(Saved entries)
- - - - -
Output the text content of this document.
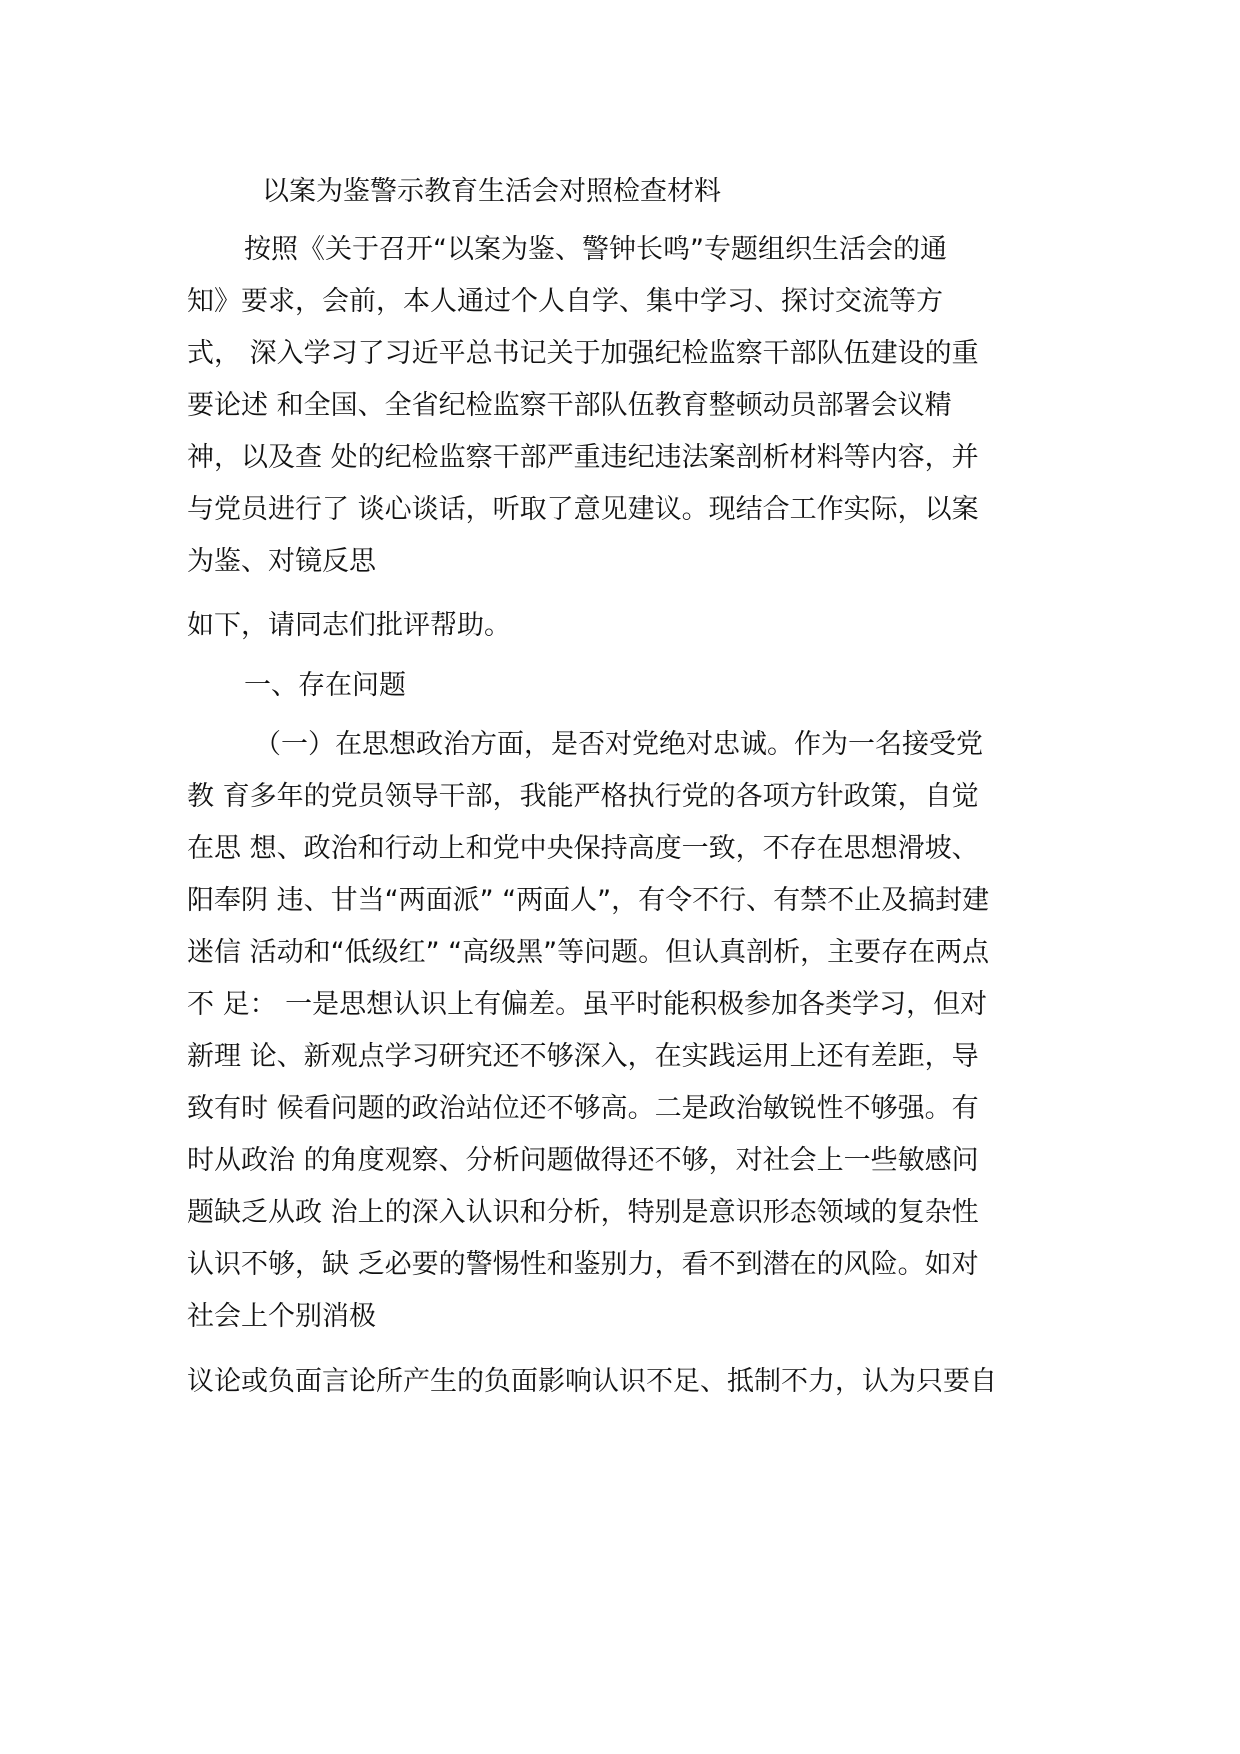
以案为鉴警示教育生活会对照检查材料

按照《关于召开“以案为鉴、警钟长鸣”专题组织生活会的通

知》要求，会前，本人通过个人自学、集中学习、探讨交流等方

式， 深入学习了习近平总书记关于加强纪检监察干部队伍建设的重

要论述 和全国、全省纪检监察干部队伍教育整顿动员部署会议精

神，以及查 处的纪检监察干部严重违纪违法案剖析材料等内容，并

与党员进行了 谈心谈话，听取了意见建议。现结合工作实际，以案

为鉴、对镜反思

如下，请同志们批评帮助。

一、存在问题

（一）在思想政治方面，是否对党绝对忠诚。作为一名接受党

教 育多年的党员领导干部，我能严格执行党的各项方针政策，自觉

在思 想、政治和行动上和党中央保持高度一致，不存在思想滑坡、

阳奉阴 违、甘当“两面派” “两面人”，有令不行、有禁不止及搞封建

迷信 活动和“低级红” “高级黑”等问题。但认真剖析，主要存在两点

不 足： 一是思想认识上有偏差。虽平时能积极参加各类学习，但对

新理 论、新观点学习研究还不够深入，在实践运用上还有差距，导

致有时 候看问题的政治站位还不够高。二是政治敏锐性不够强。有

时从政治 的角度观察、分析问题做得还不够，对社会上一些敏感问

题缺乏从政 治上的深入认识和分析，特别是意识形态领域的复杂性

认识不够，缺 乏必要的警惕性和鉴别力，看不到潜在的风险。如对

社会上个别消极

议论或负面言论所产生的负面影响认识不足、抵制不力，认为只要自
- - - - -
> _WORK REQUIRED_
Go through the listing above and write it out again exactly, dropping the pictures.

> _REPLY_
Output the text content of this document.
以案为鉴警示教育生活会对照检查材料

按照《关于召开“以案为鉴、警钟长鸣”专题组织生活会的通

知》要求，会前，本人通过个人自学、集中学习、探讨交流等方

式， 深入学习了习近平总书记关于加强纪检监察干部队伍建设的重

要论述 和全国、全省纪检监察干部队伍教育整顿动员部署会议精

神，以及查 处的纪检监察干部严重违纪违法案剖析材料等内容，并

与党员进行了 谈心谈话，听取了意见建议。现结合工作实际，以案

为鉴、对镜反思

如下，请同志们批评帮助。

一、存在问题

（一）在思想政治方面，是否对党绝对忠诚。作为一名接受党

教 育多年的党员领导干部，我能严格执行党的各项方针政策，自觉

在思 想、政治和行动上和党中央保持高度一致，不存在思想滑坡、

阳奉阴 违、甘当“两面派” “两面人”，有令不行、有禁不止及搞封建

迷信 活动和“低级红” “高级黑”等问题。但认真剖析，主要存在两点

不 足： 一是思想认识上有偏差。虽平时能积极参加各类学习，但对

新理 论、新观点学习研究还不够深入，在实践运用上还有差距，导

致有时 候看问题的政治站位还不够高。二是政治敏锐性不够强。有

时从政治 的角度观察、分析问题做得还不够，对社会上一些敏感问

题缺乏从政 治上的深入认识和分析，特别是意识形态领域的复杂性

认识不够，缺 乏必要的警惕性和鉴别力，看不到潜在的风险。如对

社会上个别消极

议论或负面言论所产生的负面影响认识不足、抵制不力，认为只要自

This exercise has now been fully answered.